[Given problem 1] Please write out the section of the Odeya article between "The brothers learn" and "love with her.", inclusive.
[Given problem 2] According to the Odeya article, which Tamil-language film is Odeya a remake of?
[Given problem 3] Summarize the Odeya article in two sentences.

- Theatrical release poster
- Directed by: M. D. Sridhar
- Screenplay by: M. D. Sridhar
- Story by: Siva
- Based on: Veeram (Tamil)
- Produced by: N Sandesh
- Starring: Darshan; Sanah Thimmayyah; Devaraj; P. Ravi Shankar;
- Cinematography: A. V. Krishna Kumar
- Edited by: K. M. Prakash
- Music by: V. Harikrishna
- Production company: Sandesh Production
- Distributed by: Sandesh Distribution
- Release date: 12 December 2019 (India);
- Running time: 164 minutes
- Country: India
- Language: Kannada

= Odeya (film) =

2019 film directed by M. D. Sridhar

Odeya is a 2019 Indian Kannada-language action comedy film written and directed by M. D. Sridhar, and produced by Sandesh Nagaraj through the production studio Sandesh Combines. The film stars Darshan, debutante Sanah Thimmayyah, Devaraj and P. Ravi Shankar. The film's score is composed by V. Harikrishna with additional songs by Arjun Janya. It's a remake of the Tamil-language film Veeram.

==Plot==
Gajendra Narayana Varma is a brave person who lives with his four brothers Nagendra, Vijayendra, Surendra and Rajendra at a village in Karnataka. They are often caught in fights, where Adv. Chari bails them out whenever legal issues arise because of their brawls. Gajendra hates the idea of marriage as he feels that his wife might create disharmony among brothers. Though the four younger brothers pretend they don't want to get married, they all have secret lovers.

The brothers learn through Gajendra's childhood friend DC Krishnamurthy that Gajendra, in his school days, was in love with a girl named Shakambari Devi (fondly called Sakku) and his brothers scheme to find her and reintroduce her to Gajendra in order to rekindle their relationship, but later finds that she is married now and has kids. The brothers conspire to find another woman named Shakambari Devi, because Gajendra was not in love with that girl so much as her name, and when he meets another girl with that name, he is sure to lose his heart to her, just because she bears that name. Though initially reluctant later, Gajendra himself falls in love with her.

[Data provided]
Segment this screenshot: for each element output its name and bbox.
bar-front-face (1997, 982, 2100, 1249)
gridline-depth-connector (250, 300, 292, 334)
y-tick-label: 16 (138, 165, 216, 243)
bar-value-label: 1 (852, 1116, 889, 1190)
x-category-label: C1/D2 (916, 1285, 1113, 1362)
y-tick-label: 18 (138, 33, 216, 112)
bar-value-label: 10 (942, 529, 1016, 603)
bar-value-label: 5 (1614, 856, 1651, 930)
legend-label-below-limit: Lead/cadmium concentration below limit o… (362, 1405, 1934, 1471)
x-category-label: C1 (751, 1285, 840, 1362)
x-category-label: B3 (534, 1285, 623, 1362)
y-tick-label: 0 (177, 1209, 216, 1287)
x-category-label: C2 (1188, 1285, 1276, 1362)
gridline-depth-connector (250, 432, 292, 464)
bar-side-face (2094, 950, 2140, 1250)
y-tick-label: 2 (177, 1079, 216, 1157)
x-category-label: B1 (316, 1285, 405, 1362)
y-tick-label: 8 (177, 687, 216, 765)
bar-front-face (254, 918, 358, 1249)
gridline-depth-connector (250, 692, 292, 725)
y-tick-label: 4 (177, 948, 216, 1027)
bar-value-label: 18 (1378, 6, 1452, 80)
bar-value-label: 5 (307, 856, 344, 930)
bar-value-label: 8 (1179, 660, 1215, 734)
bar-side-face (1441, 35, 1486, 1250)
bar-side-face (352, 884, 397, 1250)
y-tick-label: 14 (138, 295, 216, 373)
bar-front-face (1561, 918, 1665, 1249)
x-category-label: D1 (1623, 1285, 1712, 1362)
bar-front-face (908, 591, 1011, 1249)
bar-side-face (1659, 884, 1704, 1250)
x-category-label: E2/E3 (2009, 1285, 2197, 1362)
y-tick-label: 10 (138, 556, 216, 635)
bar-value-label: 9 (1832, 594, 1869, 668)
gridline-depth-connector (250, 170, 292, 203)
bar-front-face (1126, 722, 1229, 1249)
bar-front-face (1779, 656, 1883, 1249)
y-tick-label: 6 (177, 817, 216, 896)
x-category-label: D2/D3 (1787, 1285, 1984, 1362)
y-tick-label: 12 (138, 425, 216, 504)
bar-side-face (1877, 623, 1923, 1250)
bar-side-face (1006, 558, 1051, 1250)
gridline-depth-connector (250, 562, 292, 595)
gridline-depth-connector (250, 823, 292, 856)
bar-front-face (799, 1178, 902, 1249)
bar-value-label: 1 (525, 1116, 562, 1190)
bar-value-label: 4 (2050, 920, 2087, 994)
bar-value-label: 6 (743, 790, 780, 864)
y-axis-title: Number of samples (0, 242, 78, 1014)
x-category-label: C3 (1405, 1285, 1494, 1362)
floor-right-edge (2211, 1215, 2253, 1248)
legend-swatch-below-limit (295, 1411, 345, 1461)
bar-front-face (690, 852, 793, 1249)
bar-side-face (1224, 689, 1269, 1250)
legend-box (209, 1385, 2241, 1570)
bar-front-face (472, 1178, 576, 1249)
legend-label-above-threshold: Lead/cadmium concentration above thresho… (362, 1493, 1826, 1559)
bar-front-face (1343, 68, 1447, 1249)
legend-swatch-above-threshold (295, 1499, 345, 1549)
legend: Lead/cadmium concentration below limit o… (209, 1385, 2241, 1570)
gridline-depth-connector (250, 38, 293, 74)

[Correct result 1]
The brothers learn through Gajendra's childhood friend DC Krishnamurthy that Gajendra, in his school days, was in love with a girl named Shakambari Devi (fondly called Sakku) and his brothers scheme to find her and reintroduce her to Gajendra in order to rekindle their relationship, but later finds that she is married now and has kids. The brothers conspire to find another woman named Shakambari Devi, because Gajendra was not in love with that girl so much as her name, and when he meets another girl with that name, he is sure to lose his heart to her, just because she bears that name. Though initially reluctant later, Gajendra himself falls in love with her.

[Correct result 2] Odeya is a remake of the Tamil-language film Veeram.

[Correct result 3] Odeya is a 2019 Indian Kannada-language action comedy film written and directed by M. D. Sridhar, starring Darshan, Sanah Thimmayyah, Devaraj and P. Ravi Shankar, and remade from the Tamil film Veeram. Its plot follows Gajendra, who lives with his four brothers in a Karnataka village and rejects marriage for fear of disharmony among them, until his brothers find a woman named Shakambari Devi, the name of his school-days love, and he falls in love with her.